**Listed entries**:
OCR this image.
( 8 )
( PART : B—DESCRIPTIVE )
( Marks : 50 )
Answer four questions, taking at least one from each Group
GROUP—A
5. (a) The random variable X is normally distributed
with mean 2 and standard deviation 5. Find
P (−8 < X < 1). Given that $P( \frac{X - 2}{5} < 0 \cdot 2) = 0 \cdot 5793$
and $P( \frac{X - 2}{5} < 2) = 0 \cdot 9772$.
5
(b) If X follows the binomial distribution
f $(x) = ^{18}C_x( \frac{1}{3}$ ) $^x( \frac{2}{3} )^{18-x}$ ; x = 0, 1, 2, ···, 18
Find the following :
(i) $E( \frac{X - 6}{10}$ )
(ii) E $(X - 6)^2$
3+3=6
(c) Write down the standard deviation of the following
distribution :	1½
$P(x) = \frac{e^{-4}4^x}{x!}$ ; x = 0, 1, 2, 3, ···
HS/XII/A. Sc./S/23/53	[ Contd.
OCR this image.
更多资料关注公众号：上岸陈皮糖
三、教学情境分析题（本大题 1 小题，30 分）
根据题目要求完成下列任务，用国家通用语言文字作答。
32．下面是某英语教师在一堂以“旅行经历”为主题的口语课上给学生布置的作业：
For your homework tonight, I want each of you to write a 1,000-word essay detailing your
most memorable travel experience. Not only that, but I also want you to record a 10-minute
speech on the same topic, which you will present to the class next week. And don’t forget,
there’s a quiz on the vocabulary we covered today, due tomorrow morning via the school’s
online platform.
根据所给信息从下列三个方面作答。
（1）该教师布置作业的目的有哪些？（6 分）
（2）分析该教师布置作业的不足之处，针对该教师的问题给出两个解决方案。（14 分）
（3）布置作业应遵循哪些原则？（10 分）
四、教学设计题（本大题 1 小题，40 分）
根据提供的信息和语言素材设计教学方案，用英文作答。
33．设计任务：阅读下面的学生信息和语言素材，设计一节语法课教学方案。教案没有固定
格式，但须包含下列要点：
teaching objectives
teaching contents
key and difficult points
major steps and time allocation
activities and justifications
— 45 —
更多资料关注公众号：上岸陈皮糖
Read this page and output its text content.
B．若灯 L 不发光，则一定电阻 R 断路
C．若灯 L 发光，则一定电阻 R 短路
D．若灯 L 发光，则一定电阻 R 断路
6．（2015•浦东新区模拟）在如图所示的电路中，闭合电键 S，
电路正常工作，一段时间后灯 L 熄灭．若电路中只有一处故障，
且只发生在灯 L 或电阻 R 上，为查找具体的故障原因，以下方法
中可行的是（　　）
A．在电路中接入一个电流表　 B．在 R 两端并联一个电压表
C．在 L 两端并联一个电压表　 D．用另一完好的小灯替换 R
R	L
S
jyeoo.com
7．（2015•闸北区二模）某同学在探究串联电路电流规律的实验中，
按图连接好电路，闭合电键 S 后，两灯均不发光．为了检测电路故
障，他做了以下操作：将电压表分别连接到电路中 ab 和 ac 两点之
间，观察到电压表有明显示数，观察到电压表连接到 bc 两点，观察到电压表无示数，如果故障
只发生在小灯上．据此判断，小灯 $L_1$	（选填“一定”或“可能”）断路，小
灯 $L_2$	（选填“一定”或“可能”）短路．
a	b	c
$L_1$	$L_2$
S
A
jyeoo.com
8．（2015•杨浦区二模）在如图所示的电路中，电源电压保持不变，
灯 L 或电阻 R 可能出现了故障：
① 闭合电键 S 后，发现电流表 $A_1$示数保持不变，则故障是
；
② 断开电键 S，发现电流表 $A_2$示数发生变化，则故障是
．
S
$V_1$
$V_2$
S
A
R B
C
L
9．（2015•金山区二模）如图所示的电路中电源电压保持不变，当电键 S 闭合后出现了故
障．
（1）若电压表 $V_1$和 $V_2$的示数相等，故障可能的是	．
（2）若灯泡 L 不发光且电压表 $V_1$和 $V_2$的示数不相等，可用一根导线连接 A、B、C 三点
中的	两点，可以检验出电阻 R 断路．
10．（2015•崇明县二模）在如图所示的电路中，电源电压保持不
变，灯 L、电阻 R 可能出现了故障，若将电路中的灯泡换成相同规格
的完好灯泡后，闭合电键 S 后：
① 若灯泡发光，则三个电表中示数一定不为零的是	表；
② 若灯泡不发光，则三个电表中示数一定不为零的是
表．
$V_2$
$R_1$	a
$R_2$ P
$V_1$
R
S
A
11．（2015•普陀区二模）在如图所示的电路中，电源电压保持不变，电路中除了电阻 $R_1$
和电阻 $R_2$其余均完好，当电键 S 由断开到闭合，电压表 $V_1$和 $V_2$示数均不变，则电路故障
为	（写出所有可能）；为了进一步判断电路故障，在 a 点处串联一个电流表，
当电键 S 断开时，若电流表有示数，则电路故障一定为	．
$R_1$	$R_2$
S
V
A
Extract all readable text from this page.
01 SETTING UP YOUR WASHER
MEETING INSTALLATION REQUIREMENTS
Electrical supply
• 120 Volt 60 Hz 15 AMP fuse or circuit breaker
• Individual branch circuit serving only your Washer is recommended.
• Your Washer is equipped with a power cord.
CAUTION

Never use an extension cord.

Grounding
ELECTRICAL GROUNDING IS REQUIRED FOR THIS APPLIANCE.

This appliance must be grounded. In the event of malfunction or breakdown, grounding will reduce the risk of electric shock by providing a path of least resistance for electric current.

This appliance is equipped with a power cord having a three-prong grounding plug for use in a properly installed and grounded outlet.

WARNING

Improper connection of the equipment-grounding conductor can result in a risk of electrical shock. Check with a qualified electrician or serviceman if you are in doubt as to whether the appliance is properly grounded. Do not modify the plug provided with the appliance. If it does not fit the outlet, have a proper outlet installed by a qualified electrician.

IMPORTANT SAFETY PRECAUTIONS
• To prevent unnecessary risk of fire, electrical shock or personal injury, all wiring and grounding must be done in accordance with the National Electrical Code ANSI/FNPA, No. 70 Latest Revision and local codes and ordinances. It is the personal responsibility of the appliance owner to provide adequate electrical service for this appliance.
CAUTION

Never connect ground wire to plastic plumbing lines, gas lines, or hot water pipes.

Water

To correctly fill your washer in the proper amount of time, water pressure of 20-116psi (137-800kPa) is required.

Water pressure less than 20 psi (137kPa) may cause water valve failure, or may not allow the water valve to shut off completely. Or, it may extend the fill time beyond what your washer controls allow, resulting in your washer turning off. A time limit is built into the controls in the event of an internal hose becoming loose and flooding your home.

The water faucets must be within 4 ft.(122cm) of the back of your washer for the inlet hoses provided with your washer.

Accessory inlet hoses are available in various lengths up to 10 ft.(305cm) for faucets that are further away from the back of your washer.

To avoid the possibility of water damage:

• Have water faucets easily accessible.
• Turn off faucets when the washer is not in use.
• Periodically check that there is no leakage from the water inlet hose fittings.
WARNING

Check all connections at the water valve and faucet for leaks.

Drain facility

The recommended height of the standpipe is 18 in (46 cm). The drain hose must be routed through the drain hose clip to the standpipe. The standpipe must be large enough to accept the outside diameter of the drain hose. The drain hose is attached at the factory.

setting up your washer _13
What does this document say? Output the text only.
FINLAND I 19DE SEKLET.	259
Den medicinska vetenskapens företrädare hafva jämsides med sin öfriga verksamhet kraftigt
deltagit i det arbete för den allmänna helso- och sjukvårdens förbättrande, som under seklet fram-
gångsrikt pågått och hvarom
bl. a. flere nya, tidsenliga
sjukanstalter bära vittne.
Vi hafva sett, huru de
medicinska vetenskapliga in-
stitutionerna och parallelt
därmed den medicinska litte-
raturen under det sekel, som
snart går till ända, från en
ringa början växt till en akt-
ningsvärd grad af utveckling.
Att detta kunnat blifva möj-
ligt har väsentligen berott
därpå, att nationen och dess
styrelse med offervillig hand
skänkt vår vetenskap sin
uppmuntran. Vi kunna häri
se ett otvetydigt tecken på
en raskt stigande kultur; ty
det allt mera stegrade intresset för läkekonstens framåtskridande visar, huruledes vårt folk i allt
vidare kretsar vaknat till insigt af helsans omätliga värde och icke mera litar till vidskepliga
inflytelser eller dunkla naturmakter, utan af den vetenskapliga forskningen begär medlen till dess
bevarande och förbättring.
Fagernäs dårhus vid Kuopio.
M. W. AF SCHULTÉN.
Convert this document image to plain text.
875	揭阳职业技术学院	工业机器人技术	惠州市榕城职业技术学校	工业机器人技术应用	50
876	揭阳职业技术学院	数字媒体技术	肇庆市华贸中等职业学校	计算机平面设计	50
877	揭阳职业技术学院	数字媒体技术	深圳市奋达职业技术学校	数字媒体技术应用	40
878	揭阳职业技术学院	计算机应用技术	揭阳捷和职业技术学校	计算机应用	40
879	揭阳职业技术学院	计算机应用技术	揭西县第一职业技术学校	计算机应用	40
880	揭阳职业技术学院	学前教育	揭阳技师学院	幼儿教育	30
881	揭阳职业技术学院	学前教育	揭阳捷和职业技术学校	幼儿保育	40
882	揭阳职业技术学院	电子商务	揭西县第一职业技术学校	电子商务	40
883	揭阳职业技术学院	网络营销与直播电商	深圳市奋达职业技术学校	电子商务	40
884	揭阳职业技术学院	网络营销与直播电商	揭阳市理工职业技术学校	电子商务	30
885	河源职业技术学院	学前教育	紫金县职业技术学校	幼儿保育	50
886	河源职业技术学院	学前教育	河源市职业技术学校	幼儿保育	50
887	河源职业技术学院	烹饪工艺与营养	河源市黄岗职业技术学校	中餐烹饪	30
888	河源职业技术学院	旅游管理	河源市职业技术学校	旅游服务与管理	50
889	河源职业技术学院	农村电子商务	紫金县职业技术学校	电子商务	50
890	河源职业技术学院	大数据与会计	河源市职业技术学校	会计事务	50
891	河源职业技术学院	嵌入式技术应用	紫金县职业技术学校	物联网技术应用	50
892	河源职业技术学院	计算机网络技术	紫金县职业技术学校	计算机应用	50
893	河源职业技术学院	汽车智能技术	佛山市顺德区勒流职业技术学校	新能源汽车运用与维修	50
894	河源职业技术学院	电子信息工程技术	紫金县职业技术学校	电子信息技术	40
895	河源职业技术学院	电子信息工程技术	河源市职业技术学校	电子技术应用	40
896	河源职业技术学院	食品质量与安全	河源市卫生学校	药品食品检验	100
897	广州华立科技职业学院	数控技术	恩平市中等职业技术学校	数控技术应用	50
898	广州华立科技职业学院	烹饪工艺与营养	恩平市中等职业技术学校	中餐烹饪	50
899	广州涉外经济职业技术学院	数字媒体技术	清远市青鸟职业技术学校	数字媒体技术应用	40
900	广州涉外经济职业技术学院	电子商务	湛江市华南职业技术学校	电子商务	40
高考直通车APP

**Problem description**: Find the lines of the material that hold the word "deviation" and report their count alone.

**Response to the exercise**: 2